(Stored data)
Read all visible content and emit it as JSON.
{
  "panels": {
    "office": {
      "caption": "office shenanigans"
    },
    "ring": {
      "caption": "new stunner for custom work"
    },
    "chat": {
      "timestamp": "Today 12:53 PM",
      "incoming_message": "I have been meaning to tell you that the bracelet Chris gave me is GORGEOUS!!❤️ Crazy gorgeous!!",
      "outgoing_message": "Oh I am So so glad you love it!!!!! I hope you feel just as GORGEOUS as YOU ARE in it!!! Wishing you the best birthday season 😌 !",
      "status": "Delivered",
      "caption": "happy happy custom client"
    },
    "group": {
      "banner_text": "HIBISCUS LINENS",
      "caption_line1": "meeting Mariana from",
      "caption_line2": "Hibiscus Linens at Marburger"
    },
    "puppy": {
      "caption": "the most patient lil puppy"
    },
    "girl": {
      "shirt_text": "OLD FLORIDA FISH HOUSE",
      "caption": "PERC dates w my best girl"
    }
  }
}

### Short task
Print the entries exactly. Include every one.

### Full solution
Read all visible content and emit it as JSON.
{
  "panels": {
    "office": {
      "caption": "office shenanigans"
    },
    "ring": {
      "caption": "new stunner for custom work"
    },
    "chat": {
      "timestamp": "Today 12:53 PM",
      "incoming_message": "I have been meaning to tell you that the bracelet Chris gave me is GORGEOUS!!❤️ Crazy gorgeous!!",
      "outgoing_message": "Oh I am So so glad you love it!!!!! I hope you feel just as GORGEOUS as YOU ARE in it!!! Wishing you the best birthday season 😌 !",
      "status": "Delivered",
      "caption": "happy happy custom client"
    },
    "group": {
      "banner_text": "HIBISCUS LINENS",
      "caption_line1": "meeting Mariana from",
      "caption_line2": "Hibiscus Linens at Marburger"
    },
    "puppy": {
      "caption": "the most patient lil puppy"
    },
    "girl": {
      "shirt_text": "OLD FLORIDA FISH HOUSE",
      "caption": "PERC dates w my best girl"
    }
  }
}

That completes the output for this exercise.